**WORK REQUEST**
A word-for-word restatement of every entry is what is needed here.
Start of DATA
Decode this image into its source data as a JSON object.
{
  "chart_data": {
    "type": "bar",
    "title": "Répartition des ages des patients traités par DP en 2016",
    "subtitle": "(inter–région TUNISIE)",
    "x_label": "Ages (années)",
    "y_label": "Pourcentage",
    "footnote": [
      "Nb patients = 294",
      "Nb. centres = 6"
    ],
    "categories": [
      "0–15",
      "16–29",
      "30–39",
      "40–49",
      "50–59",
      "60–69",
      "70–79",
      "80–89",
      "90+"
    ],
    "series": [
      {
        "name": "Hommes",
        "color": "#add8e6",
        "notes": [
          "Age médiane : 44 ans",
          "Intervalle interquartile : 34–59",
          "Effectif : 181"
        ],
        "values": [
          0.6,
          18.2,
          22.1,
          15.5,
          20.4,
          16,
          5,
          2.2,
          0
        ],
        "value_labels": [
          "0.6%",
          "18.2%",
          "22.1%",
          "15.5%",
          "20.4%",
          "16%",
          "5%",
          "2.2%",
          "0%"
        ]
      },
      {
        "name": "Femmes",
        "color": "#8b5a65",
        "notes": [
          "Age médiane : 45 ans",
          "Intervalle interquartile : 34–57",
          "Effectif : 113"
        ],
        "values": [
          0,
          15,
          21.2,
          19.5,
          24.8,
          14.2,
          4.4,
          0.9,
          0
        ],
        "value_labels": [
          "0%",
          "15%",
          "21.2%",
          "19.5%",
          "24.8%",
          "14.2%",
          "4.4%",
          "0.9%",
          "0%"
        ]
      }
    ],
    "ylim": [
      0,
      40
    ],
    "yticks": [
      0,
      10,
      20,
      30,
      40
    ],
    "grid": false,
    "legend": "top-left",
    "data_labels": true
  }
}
End of DATA
**RESPONSE TO THIS EXERCISE**
Decode this image into its source data as a JSON object.
{
  "chart_data": {
    "type": "bar",
    "title": "Répartition des ages des patients traités par DP en 2016",
    "subtitle": "(inter–région TUNISIE)",
    "x_label": "Ages (années)",
    "y_label": "Pourcentage",
    "footnote": [
      "Nb patients = 294",
      "Nb. centres = 6"
    ],
    "categories": [
      "0–15",
      "16–29",
      "30–39",
      "40–49",
      "50–59",
      "60–69",
      "70–79",
      "80–89",
      "90+"
    ],
    "series": [
      {
        "name": "Hommes",
        "color": "#add8e6",
        "notes": [
          "Age médiane : 44 ans",
          "Intervalle interquartile : 34–59",
          "Effectif : 181"
        ],
        "values": [
          0.6,
          18.2,
          22.1,
          15.5,
          20.4,
          16,
          5,
          2.2,
          0
        ],
        "value_labels": [
          "0.6%",
          "18.2%",
          "22.1%",
          "15.5%",
          "20.4%",
          "16%",
          "5%",
          "2.2%",
          "0%"
        ]
      },
      {
        "name": "Femmes",
        "color": "#8b5a65",
        "notes": [
          "Age médiane : 45 ans",
          "Intervalle interquartile : 34–57",
          "Effectif : 113"
        ],
        "values": [
          0,
          15,
          21.2,
          19.5,
          24.8,
          14.2,
          4.4,
          0.9,
          0
        ],
        "value_labels": [
          "0%",
          "15%",
          "21.2%",
          "19.5%",
          "24.8%",
          "14.2%",
          "4.4%",
          "0.9%",
          "0%"
        ]
      }
    ],
    "ylim": [
      0,
      40
    ],
    "yticks": [
      0,
      10,
      20,
      30,
      40
    ],
    "grid": false,
    "legend": "top-left",
    "data_labels": true
  }
}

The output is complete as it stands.